### [EXERCISE]
Go through the entries below and collect each line with the string "power" in it.

:::

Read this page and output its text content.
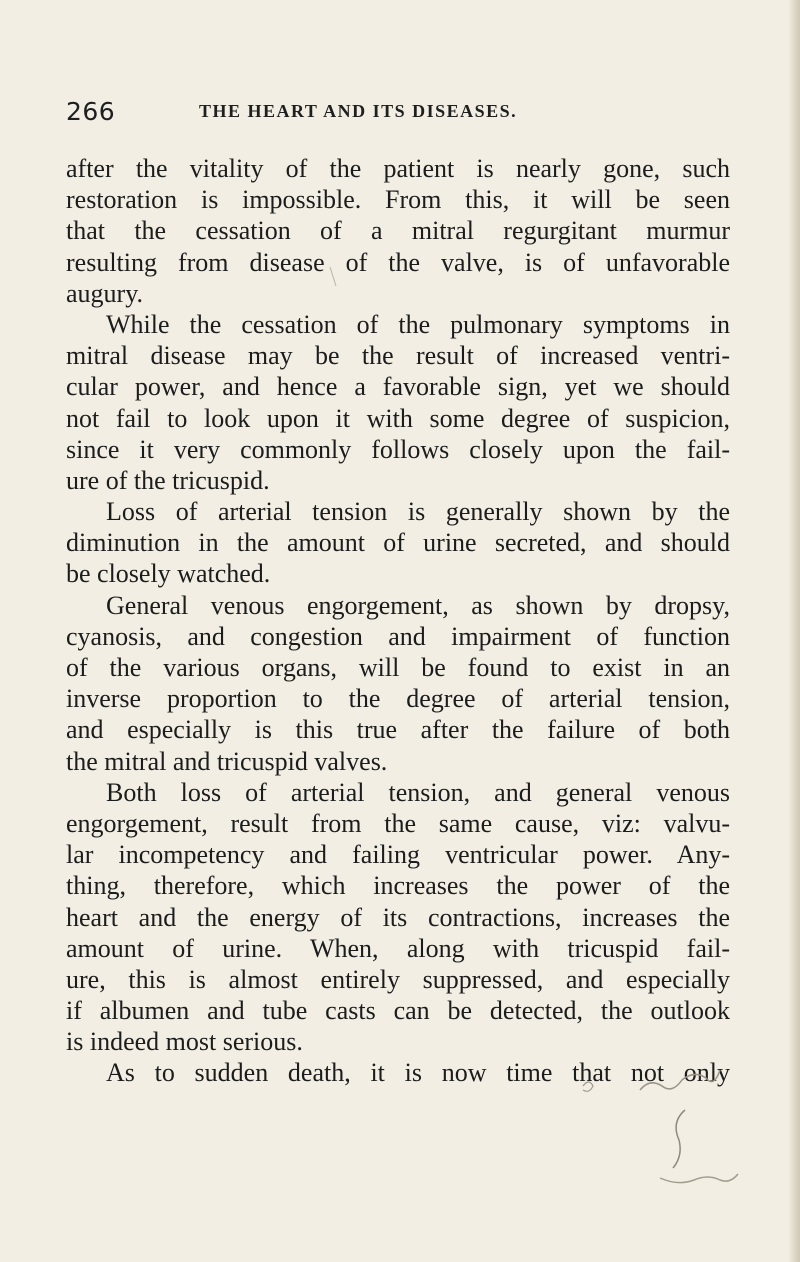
266	THE HEART AND ITS DISEASES.
after the vitality of the patient is nearly gone, such
restoration is impossible. From this, it will be seen
that the cessation of a mitral regurgitant murmur
resulting from disease of the valve, is of unfavorable
augury.
While the cessation of the pulmonary symptoms in
mitral disease may be the result of increased ventri-
cular power, and hence a favorable sign, yet we should
not fail to look upon it with some degree of suspicion,
since it very commonly follows closely upon the fail-
ure of the tricuspid.
Loss of arterial tension is generally shown by the
diminution in the amount of urine secreted, and should
be closely watched.
General venous engorgement, as shown by dropsy,
cyanosis, and congestion and impairment of function
of the various organs, will be found to exist in an
inverse proportion to the degree of arterial tension,
and especially is this true after the failure of both
the mitral and tricuspid valves.
Both loss of arterial tension, and general venous
engorgement, result from the same cause, viz: valvu-
lar incompetency and failing ventricular power. Any-
thing, therefore, which increases the power of the
heart and the energy of its contractions, increases the
amount of urine. When, along with tricuspid fail-
ure, this is almost entirely suppressed, and especially
if albumen and tube casts can be detected, the outlook
is indeed most serious.
As to sudden death, it is now time that not only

:::

### [THE SOLUTION]
cular power, and hence a favorable sign, yet we should
lar incompetency and failing ventricular power. Any-
thing, therefore, which increases the power of the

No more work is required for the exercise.